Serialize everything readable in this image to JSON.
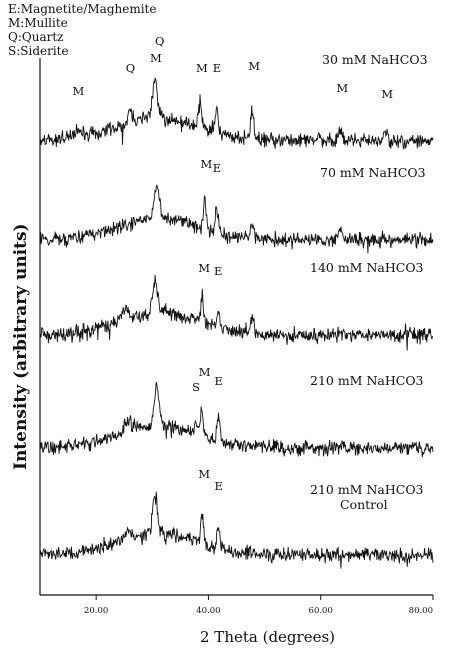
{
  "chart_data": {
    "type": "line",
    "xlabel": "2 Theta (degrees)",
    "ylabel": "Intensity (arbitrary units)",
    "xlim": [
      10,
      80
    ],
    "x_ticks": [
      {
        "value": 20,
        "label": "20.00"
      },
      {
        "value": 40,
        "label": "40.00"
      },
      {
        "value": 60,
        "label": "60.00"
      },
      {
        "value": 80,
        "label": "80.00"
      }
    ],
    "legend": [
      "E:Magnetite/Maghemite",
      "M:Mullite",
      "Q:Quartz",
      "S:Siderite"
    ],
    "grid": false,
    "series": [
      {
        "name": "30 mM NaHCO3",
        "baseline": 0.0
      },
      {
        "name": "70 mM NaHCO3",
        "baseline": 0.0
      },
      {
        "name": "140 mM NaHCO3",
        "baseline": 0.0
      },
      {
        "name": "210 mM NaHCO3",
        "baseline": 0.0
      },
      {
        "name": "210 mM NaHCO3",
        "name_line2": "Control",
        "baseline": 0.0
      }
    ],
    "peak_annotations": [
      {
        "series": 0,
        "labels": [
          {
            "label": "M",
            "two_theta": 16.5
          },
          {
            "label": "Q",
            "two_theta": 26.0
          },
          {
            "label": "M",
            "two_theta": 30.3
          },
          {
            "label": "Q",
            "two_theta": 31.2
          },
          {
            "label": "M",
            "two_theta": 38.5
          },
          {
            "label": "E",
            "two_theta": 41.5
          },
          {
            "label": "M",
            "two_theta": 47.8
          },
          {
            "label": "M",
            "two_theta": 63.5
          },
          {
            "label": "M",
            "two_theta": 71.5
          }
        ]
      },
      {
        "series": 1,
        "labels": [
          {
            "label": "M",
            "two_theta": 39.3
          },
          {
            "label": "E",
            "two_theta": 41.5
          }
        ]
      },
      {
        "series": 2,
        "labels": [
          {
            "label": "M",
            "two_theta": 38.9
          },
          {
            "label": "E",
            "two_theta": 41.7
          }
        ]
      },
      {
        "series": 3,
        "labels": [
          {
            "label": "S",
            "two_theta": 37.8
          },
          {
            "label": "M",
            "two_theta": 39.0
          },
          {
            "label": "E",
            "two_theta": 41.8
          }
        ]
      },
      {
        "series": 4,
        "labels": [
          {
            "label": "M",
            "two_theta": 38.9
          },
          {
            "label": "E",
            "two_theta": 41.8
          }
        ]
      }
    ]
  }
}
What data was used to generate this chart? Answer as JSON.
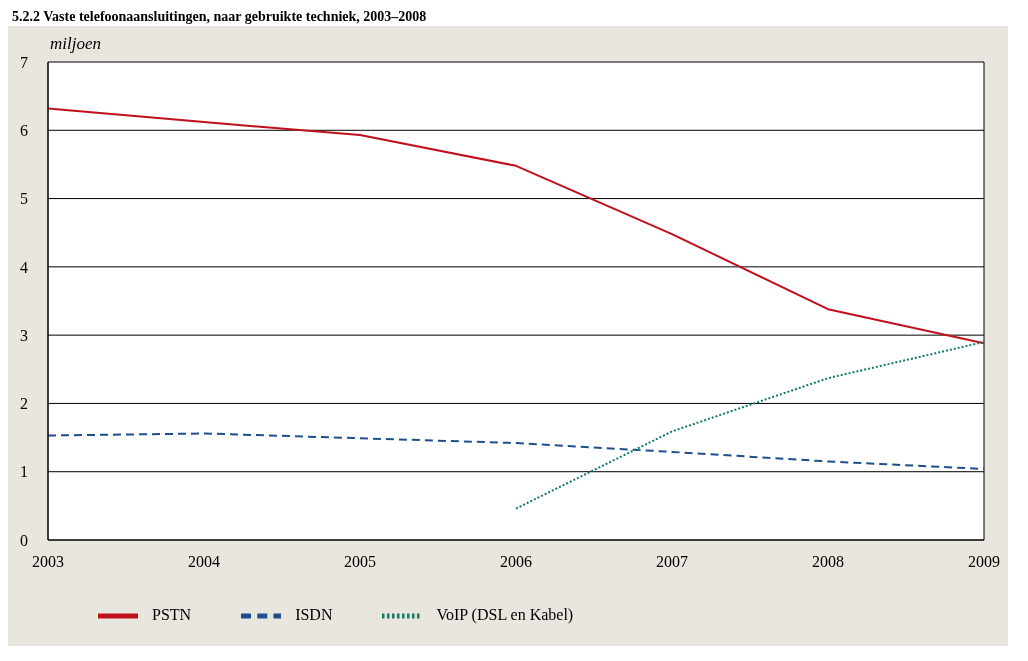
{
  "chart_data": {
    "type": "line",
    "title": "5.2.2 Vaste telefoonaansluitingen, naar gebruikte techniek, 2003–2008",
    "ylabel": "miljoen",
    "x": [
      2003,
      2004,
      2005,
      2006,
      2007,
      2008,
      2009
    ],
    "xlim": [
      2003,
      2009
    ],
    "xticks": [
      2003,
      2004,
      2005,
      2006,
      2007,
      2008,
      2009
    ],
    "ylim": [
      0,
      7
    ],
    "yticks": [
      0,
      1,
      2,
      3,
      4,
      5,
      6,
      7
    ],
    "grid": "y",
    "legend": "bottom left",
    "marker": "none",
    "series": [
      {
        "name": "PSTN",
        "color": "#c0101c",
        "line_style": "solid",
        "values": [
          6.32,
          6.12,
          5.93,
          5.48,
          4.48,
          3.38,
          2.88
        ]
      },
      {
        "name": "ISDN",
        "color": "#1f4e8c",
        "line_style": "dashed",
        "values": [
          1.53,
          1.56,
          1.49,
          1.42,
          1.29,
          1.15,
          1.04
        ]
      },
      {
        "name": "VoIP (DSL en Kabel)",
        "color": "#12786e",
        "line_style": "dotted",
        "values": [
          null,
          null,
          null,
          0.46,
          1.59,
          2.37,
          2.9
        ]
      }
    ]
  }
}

________

THE TASK: Which lines hold the string "color"? Copy all of them from the data above.

TASK ANSWER:
        "color": "#c0101c",
        "color": "#1f4e8c",
        "color": "#12786e",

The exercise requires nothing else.